Written exercise = Every line with the string "жильем" should be gathered.
Begin
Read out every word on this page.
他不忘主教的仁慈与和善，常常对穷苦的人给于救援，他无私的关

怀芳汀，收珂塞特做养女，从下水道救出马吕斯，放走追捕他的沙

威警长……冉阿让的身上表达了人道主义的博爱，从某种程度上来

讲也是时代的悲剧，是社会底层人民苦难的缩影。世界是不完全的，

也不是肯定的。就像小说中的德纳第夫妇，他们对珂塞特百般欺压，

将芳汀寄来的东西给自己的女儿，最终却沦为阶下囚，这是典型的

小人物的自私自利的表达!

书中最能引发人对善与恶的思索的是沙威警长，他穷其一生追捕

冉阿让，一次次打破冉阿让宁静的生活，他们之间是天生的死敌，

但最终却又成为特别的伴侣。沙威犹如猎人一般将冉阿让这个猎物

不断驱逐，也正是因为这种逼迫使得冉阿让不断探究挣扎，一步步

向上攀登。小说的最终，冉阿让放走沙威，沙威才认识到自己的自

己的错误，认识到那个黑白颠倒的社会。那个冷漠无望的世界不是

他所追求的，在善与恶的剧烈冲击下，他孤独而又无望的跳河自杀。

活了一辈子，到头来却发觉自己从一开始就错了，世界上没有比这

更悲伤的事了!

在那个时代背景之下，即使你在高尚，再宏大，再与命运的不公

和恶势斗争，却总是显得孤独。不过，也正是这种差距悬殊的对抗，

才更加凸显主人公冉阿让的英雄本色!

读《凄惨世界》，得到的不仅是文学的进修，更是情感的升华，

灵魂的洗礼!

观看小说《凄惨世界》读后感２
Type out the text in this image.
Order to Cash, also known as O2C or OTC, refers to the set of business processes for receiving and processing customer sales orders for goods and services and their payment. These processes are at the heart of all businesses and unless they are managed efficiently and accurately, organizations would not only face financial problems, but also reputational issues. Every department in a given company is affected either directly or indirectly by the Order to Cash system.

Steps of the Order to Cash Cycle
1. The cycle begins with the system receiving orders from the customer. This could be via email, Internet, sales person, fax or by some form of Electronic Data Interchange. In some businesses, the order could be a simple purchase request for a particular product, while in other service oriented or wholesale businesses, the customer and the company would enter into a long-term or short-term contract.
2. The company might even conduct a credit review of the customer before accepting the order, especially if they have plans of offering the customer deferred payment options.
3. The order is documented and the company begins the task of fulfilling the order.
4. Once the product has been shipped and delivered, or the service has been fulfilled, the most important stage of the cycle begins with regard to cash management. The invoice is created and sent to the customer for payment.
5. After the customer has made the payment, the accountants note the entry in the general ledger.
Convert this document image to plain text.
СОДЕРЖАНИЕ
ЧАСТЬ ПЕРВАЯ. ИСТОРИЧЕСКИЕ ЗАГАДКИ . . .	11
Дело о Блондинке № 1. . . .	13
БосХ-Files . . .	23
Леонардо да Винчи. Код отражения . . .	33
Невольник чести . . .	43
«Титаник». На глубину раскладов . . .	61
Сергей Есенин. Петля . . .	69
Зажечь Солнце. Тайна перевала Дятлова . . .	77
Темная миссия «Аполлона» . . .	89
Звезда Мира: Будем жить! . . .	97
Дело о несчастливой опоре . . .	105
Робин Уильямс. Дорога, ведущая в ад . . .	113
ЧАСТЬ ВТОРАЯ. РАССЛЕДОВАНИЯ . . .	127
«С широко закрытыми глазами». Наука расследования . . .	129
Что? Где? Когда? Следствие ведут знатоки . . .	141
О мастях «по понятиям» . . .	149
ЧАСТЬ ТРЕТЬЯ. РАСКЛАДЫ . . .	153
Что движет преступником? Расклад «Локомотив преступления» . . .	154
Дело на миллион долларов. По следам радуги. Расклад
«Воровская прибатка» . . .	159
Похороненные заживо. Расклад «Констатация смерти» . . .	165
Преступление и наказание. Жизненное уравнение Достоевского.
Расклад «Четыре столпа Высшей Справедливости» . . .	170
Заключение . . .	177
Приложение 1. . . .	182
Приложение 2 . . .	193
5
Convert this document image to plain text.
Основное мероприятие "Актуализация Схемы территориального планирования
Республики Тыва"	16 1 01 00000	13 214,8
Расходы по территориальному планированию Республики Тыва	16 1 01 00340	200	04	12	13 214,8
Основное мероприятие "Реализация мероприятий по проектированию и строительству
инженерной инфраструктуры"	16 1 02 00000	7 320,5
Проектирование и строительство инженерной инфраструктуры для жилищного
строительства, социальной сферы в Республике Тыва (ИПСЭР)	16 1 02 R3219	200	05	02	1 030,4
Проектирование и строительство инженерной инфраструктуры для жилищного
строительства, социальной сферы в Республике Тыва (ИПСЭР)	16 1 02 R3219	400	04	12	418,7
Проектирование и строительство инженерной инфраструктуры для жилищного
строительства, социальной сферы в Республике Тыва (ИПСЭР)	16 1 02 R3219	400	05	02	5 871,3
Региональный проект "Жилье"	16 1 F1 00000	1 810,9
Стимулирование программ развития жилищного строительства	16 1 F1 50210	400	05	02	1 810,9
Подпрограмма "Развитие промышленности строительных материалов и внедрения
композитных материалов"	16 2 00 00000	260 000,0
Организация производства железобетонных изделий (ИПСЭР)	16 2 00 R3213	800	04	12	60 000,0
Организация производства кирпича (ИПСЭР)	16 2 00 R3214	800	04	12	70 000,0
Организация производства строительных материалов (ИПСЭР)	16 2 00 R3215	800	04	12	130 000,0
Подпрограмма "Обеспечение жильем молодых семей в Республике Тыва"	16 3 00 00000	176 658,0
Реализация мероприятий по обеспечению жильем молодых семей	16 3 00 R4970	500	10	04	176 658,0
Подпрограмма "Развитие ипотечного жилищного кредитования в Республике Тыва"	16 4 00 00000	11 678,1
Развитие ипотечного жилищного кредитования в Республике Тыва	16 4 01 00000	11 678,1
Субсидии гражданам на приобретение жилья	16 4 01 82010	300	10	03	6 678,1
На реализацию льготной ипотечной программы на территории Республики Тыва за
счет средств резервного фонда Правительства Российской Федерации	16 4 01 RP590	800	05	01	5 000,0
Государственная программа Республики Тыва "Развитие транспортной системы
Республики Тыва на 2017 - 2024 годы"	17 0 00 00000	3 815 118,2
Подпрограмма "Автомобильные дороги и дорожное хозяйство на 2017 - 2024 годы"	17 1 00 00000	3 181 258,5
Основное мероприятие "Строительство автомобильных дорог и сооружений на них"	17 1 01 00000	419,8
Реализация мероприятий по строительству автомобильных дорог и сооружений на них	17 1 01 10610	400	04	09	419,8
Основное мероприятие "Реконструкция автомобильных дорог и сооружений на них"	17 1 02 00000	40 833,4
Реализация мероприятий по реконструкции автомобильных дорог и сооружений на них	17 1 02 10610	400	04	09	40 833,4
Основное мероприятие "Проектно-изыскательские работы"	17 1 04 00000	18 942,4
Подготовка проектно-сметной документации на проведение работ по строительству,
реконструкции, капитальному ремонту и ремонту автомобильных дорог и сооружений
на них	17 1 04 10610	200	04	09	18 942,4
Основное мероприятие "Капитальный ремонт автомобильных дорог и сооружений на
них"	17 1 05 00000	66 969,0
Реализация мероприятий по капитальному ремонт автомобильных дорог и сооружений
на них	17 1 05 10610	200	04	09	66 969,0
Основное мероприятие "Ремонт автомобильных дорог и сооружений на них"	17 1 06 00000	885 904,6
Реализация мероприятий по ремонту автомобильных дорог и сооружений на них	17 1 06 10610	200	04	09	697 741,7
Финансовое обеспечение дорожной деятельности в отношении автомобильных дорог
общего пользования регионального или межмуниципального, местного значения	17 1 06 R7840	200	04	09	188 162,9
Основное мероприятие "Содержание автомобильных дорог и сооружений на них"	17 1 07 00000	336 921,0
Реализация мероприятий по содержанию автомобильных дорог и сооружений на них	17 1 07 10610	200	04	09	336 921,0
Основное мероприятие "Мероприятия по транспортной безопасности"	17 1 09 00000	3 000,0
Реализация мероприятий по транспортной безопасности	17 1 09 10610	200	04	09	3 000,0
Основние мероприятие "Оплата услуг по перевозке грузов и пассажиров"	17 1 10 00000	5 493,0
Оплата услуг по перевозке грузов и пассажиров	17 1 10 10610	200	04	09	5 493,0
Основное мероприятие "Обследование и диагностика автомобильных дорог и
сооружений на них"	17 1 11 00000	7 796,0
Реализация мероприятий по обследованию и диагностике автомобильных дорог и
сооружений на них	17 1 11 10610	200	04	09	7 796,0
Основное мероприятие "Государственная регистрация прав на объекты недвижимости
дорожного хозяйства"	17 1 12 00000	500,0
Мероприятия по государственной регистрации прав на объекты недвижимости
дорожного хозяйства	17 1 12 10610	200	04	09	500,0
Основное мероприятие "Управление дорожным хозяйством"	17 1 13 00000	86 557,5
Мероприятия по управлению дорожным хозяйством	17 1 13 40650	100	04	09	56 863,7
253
End
Expected answer =
Подпрограмма "Обеспечение жильем молодых семей в Республике Тыва"	16 3 00 00000	176 658,0
Реализация мероприятий по обеспечению жильем молодых семей	16 3 00 R4970	500	10	04	176 658,0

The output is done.